## Written exercise:
Print the whole listing exactly.

[Figure dataset records]
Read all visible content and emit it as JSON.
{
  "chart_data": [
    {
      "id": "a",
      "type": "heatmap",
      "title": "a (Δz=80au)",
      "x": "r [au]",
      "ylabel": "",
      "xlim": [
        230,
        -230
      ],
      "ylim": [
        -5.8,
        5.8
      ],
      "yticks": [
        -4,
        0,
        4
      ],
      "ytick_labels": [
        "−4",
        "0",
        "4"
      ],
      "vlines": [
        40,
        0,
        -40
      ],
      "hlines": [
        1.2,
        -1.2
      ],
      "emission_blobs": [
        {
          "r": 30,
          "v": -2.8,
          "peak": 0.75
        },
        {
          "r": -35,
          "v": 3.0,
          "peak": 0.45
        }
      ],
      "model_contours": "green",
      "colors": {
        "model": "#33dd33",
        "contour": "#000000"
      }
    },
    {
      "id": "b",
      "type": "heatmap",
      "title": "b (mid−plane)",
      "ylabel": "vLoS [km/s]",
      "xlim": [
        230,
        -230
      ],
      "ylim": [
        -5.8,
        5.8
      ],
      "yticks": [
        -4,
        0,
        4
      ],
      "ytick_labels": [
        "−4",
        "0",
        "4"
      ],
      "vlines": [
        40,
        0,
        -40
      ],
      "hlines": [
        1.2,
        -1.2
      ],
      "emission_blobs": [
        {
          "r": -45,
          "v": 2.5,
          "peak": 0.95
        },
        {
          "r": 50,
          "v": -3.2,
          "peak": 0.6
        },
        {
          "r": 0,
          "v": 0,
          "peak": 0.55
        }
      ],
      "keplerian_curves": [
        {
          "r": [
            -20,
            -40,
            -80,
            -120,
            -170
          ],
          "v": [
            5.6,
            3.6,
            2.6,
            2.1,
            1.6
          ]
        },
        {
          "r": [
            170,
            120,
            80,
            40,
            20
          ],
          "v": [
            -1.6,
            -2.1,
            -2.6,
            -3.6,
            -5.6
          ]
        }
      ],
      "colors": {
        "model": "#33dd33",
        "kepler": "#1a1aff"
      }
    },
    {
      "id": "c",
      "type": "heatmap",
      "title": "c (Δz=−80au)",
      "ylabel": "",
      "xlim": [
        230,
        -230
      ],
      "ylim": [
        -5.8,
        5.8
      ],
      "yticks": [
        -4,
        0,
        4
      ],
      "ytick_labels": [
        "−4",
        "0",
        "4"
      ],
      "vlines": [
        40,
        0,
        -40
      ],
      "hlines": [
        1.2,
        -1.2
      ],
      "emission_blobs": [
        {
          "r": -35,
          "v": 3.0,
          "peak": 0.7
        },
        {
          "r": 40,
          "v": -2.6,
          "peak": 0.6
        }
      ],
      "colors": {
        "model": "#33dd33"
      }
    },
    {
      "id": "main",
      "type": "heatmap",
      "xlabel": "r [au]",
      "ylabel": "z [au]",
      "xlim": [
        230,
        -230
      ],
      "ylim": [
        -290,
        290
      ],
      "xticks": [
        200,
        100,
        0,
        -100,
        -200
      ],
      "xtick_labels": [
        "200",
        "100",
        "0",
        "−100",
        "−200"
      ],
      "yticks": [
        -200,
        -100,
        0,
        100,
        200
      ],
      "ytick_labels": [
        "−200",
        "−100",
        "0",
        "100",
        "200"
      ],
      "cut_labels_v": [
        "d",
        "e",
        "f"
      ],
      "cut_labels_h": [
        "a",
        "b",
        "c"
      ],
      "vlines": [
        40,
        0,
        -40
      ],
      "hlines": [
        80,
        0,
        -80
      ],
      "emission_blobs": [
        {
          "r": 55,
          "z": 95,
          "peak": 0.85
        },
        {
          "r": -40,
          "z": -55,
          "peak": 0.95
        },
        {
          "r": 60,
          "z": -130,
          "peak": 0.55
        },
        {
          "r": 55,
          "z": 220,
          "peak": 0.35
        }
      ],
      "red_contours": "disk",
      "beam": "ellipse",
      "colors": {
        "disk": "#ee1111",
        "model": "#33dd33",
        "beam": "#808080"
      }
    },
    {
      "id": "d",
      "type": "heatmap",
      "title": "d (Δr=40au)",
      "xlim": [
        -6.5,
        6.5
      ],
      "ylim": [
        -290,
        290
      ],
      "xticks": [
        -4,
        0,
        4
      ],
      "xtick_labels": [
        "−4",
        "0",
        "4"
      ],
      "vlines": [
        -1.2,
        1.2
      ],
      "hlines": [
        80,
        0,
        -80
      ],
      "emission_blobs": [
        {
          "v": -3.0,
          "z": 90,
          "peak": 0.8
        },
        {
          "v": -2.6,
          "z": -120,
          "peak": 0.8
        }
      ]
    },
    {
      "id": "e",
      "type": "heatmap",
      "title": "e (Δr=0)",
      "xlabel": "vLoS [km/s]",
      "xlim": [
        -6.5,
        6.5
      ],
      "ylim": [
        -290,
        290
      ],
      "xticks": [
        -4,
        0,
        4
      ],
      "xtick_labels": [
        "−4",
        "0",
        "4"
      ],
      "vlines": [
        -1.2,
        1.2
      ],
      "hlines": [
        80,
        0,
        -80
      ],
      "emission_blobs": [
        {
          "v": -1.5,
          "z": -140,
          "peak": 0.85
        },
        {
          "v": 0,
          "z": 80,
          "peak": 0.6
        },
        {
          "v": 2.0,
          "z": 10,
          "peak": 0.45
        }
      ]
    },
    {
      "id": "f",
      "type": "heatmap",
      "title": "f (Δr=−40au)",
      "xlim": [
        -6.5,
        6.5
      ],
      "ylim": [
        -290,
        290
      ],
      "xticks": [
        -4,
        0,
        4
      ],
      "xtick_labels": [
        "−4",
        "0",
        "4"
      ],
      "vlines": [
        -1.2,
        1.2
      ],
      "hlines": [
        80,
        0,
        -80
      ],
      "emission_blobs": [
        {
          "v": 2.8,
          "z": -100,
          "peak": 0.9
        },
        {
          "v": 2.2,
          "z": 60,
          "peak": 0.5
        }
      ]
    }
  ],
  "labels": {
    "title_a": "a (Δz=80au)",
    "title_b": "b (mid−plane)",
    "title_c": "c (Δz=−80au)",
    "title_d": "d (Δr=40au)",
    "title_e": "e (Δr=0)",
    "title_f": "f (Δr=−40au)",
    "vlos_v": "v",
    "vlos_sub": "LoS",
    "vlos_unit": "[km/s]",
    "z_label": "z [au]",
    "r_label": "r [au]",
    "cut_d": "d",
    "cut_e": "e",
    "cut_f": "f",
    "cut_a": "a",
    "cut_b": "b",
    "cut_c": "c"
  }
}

## Correct response:
Read all visible content and emit it as JSON.
{
  "chart_data": [
    {
      "id": "a",
      "type": "heatmap",
      "title": "a (Δz=80au)",
      "x": "r [au]",
      "ylabel": "",
      "xlim": [
        230,
        -230
      ],
      "ylim": [
        -5.8,
        5.8
      ],
      "yticks": [
        -4,
        0,
        4
      ],
      "ytick_labels": [
        "−4",
        "0",
        "4"
      ],
      "vlines": [
        40,
        0,
        -40
      ],
      "hlines": [
        1.2,
        -1.2
      ],
      "emission_blobs": [
        {
          "r": 30,
          "v": -2.8,
          "peak": 0.75
        },
        {
          "r": -35,
          "v": 3.0,
          "peak": 0.45
        }
      ],
      "model_contours": "green",
      "colors": {
        "model": "#33dd33",
        "contour": "#000000"
      }
    },
    {
      "id": "b",
      "type": "heatmap",
      "title": "b (mid−plane)",
      "ylabel": "vLoS [km/s]",
      "xlim": [
        230,
        -230
      ],
      "ylim": [
        -5.8,
        5.8
      ],
      "yticks": [
        -4,
        0,
        4
      ],
      "ytick_labels": [
        "−4",
        "0",
        "4"
      ],
      "vlines": [
        40,
        0,
        -40
      ],
      "hlines": [
        1.2,
        -1.2
      ],
      "emission_blobs": [
        {
          "r": -45,
          "v": 2.5,
          "peak": 0.95
        },
        {
          "r": 50,
          "v": -3.2,
          "peak": 0.6
        },
        {
          "r": 0,
          "v": 0,
          "peak": 0.55
        }
      ],
      "keplerian_curves": [
        {
          "r": [
            -20,
            -40,
            -80,
            -120,
            -170
          ],
          "v": [
            5.6,
            3.6,
            2.6,
            2.1,
            1.6
          ]
        },
        {
          "r": [
            170,
            120,
            80,
            40,
            20
          ],
          "v": [
            -1.6,
            -2.1,
            -2.6,
            -3.6,
            -5.6
          ]
        }
      ],
      "colors": {
        "model": "#33dd33",
        "kepler": "#1a1aff"
      }
    },
    {
      "id": "c",
      "type": "heatmap",
      "title": "c (Δz=−80au)",
      "ylabel": "",
      "xlim": [
        230,
        -230
      ],
      "ylim": [
        -5.8,
        5.8
      ],
      "yticks": [
        -4,
        0,
        4
      ],
      "ytick_labels": [
        "−4",
        "0",
        "4"
      ],
      "vlines": [
        40,
        0,
        -40
      ],
      "hlines": [
        1.2,
        -1.2
      ],
      "emission_blobs": [
        {
          "r": -35,
          "v": 3.0,
          "peak": 0.7
        },
        {
          "r": 40,
          "v": -2.6,
          "peak": 0.6
        }
      ],
      "colors": {
        "model": "#33dd33"
      }
    },
    {
      "id": "main",
      "type": "heatmap",
      "xlabel": "r [au]",
      "ylabel": "z [au]",
      "xlim": [
        230,
        -230
      ],
      "ylim": [
        -290,
        290
      ],
      "xticks": [
        200,
        100,
        0,
        -100,
        -200
      ],
      "xtick_labels": [
        "200",
        "100",
        "0",
        "−100",
        "−200"
      ],
      "yticks": [
        -200,
        -100,
        0,
        100,
        200
      ],
      "ytick_labels": [
        "−200",
        "−100",
        "0",
        "100",
        "200"
      ],
      "cut_labels_v": [
        "d",
        "e",
        "f"
      ],
      "cut_labels_h": [
        "a",
        "b",
        "c"
      ],
      "vlines": [
        40,
        0,
        -40
      ],
      "hlines": [
        80,
        0,
        -80
      ],
      "emission_blobs": [
        {
          "r": 55,
          "z": 95,
          "peak": 0.85
        },
        {
          "r": -40,
          "z": -55,
          "peak": 0.95
        },
        {
          "r": 60,
          "z": -130,
          "peak": 0.55
        },
        {
          "r": 55,
          "z": 220,
          "peak": 0.35
        }
      ],
      "red_contours": "disk",
      "beam": "ellipse",
      "colors": {
        "disk": "#ee1111",
        "model": "#33dd33",
        "beam": "#808080"
      }
    },
    {
      "id": "d",
      "type": "heatmap",
      "title": "d (Δr=40au)",
      "xlim": [
        -6.5,
        6.5
      ],
      "ylim": [
        -290,
        290
      ],
      "xticks": [
        -4,
        0,
        4
      ],
      "xtick_labels": [
        "−4",
        "0",
        "4"
      ],
      "vlines": [
        -1.2,
        1.2
      ],
      "hlines": [
        80,
        0,
        -80
      ],
      "emission_blobs": [
        {
          "v": -3.0,
          "z": 90,
          "peak": 0.8
        },
        {
          "v": -2.6,
          "z": -120,
          "peak": 0.8
        }
      ]
    },
    {
      "id": "e",
      "type": "heatmap",
      "title": "e (Δr=0)",
      "xlabel": "vLoS [km/s]",
      "xlim": [
        -6.5,
        6.5
      ],
      "ylim": [
        -290,
        290
      ],
      "xticks": [
        -4,
        0,
        4
      ],
      "xtick_labels": [
        "−4",
        "0",
        "4"
      ],
      "vlines": [
        -1.2,
        1.2
      ],
      "hlines": [
        80,
        0,
        -80
      ],
      "emission_blobs": [
        {
          "v": -1.5,
          "z": -140,
          "peak": 0.85
        },
        {
          "v": 0,
          "z": 80,
          "peak": 0.6
        },
        {
          "v": 2.0,
          "z": 10,
          "peak": 0.45
        }
      ]
    },
    {
      "id": "f",
      "type": "heatmap",
      "title": "f (Δr=−40au)",
      "xlim": [
        -6.5,
        6.5
      ],
      "ylim": [
        -290,
        290
      ],
      "xticks": [
        -4,
        0,
        4
      ],
      "xtick_labels": [
        "−4",
        "0",
        "4"
      ],
      "vlines": [
        -1.2,
        1.2
      ],
      "hlines": [
        80,
        0,
        -80
      ],
      "emission_blobs": [
        {
          "v": 2.8,
          "z": -100,
          "peak": 0.9
        },
        {
          "v": 2.2,
          "z": 60,
          "peak": 0.5
        }
      ]
    }
  ],
  "labels": {
    "title_a": "a (Δz=80au)",
    "title_b": "b (mid−plane)",
    "title_c": "c (Δz=−80au)",
    "title_d": "d (Δr=40au)",
    "title_e": "e (Δr=0)",
    "title_f": "f (Δr=−40au)",
    "vlos_v": "v",
    "vlos_sub": "LoS",
    "vlos_unit": "[km/s]",
    "z_label": "z [au]",
    "r_label": "r [au]",
    "cut_d": "d",
    "cut_e": "e",
    "cut_f": "f",
    "cut_a": "a",
    "cut_b": "b",
    "cut_c": "c"
  }
}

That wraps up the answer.